An exact reproduction of the records is required, with all images left out.

------------------------------

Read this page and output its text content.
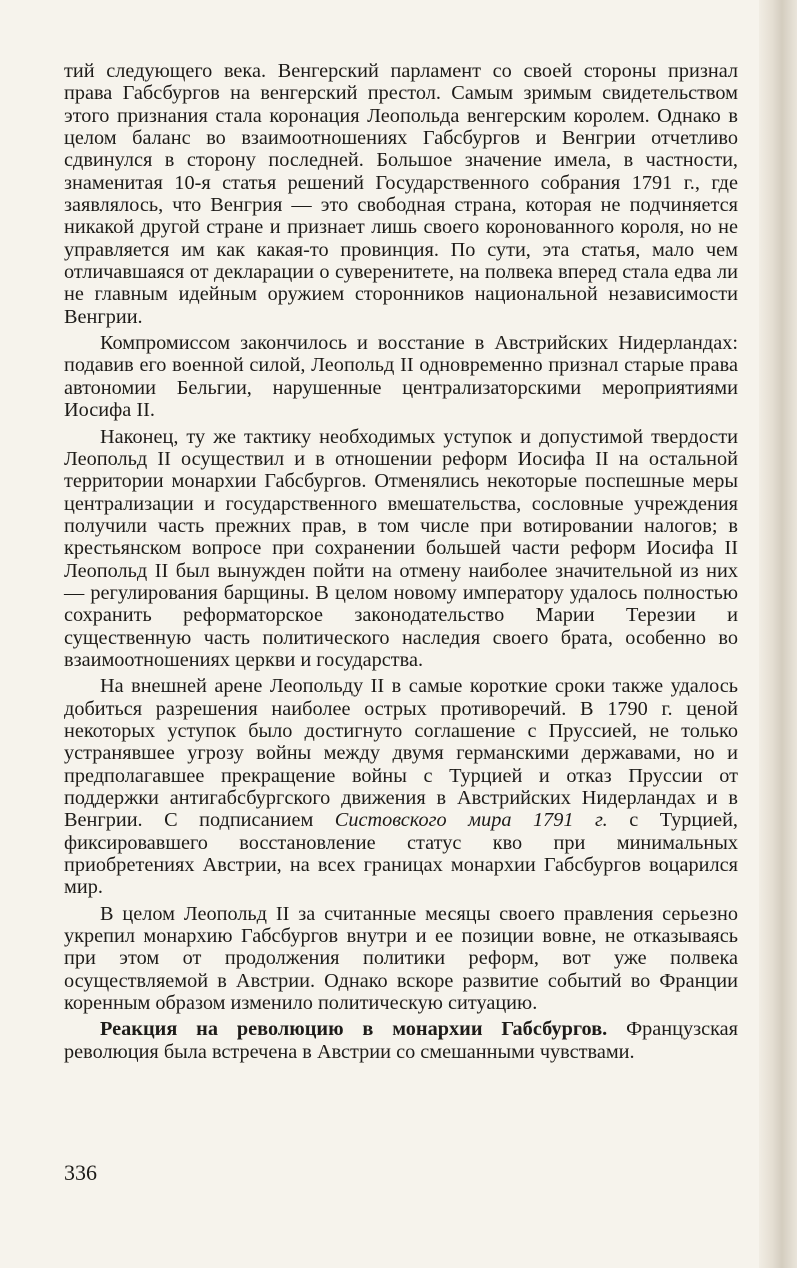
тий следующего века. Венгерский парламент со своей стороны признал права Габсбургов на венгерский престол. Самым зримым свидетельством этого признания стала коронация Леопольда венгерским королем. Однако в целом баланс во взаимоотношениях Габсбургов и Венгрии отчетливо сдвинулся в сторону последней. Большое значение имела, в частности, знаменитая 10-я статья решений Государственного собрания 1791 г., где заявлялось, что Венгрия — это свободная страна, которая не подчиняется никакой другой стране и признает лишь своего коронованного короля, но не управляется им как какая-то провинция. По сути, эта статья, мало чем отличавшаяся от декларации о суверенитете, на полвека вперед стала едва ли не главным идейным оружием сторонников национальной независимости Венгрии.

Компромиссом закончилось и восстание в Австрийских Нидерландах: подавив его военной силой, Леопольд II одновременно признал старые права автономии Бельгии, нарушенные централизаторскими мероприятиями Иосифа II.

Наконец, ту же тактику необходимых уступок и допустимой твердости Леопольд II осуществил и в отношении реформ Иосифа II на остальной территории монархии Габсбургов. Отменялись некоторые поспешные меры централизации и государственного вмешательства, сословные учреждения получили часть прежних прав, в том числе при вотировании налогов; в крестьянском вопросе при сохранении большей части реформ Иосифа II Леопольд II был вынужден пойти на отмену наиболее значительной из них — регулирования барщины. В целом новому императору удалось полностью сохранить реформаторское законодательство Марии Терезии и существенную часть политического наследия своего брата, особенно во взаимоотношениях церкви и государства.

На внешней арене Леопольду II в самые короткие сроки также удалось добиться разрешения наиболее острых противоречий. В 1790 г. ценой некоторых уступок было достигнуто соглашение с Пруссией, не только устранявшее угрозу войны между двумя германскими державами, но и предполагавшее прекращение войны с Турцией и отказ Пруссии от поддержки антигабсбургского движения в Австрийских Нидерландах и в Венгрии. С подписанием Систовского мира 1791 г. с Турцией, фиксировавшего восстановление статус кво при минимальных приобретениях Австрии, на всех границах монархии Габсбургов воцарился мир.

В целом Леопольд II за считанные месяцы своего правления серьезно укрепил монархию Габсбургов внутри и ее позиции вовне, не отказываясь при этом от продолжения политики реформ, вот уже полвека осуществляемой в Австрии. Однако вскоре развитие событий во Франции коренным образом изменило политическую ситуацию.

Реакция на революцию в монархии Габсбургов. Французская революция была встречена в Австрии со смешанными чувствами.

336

------------------------------

**Answer to the problem:**
Read this page and output its text content.
тий следующего века. Венгерский парламент со своей стороны признал права Габсбургов на венгерский престол. Самым зримым свидетельством этого признания стала коронация Леопольда венгерским королем. Однако в целом баланс во взаимоотношениях Габсбургов и Венгрии отчетливо сдвинулся в сторону последней. Большое значение имела, в частности, знаменитая 10-я статья решений Государственного собрания 1791 г., где заявлялось, что Венгрия — это свободная страна, которая не подчиняется никакой другой стране и признает лишь своего коронованного короля, но не управляется им как какая-то провинция. По сути, эта статья, мало чем отличавшаяся от декларации о суверенитете, на полвека вперед стала едва ли не главным идейным оружием сторонников национальной независимости Венгрии.

Компромиссом закончилось и восстание в Австрийских Нидерландах: подавив его военной силой, Леопольд II одновременно признал старые права автономии Бельгии, нарушенные централизаторскими мероприятиями Иосифа II.

Наконец, ту же тактику необходимых уступок и допустимой твердости Леопольд II осуществил и в отношении реформ Иосифа II на остальной территории монархии Габсбургов. Отменялись некоторые поспешные меры централизации и государственного вмешательства, сословные учреждения получили часть прежних прав, в том числе при вотировании налогов; в крестьянском вопросе при сохранении большей части реформ Иосифа II Леопольд II был вынужден пойти на отмену наиболее значительной из них — регулирования барщины. В целом новому императору удалось полностью сохранить реформаторское законодательство Марии Терезии и существенную часть политического наследия своего брата, особенно во взаимоотношениях церкви и государства.

На внешней арене Леопольду II в самые короткие сроки также удалось добиться разрешения наиболее острых противоречий. В 1790 г. ценой некоторых уступок было достигнуто соглашение с Пруссией, не только устранявшее угрозу войны между двумя германскими державами, но и предполагавшее прекращение войны с Турцией и отказ Пруссии от поддержки антигабсбургского движения в Австрийских Нидерландах и в Венгрии. С подписанием Систовского мира 1791 г. с Турцией, фиксировавшего восстановление статус кво при минимальных приобретениях Австрии, на всех границах монархии Габсбургов воцарился мир.

В целом Леопольд II за считанные месяцы своего правления серьезно укрепил монархию Габсбургов внутри и ее позиции вовне, не отказываясь при этом от продолжения политики реформ, вот уже полвека осуществляемой в Австрии. Однако вскоре развитие событий во Франции коренным образом изменило политическую ситуацию.

Реакция на революцию в монархии Габсбургов. Французская революция была встречена в Австрии со смешанными чувствами.

336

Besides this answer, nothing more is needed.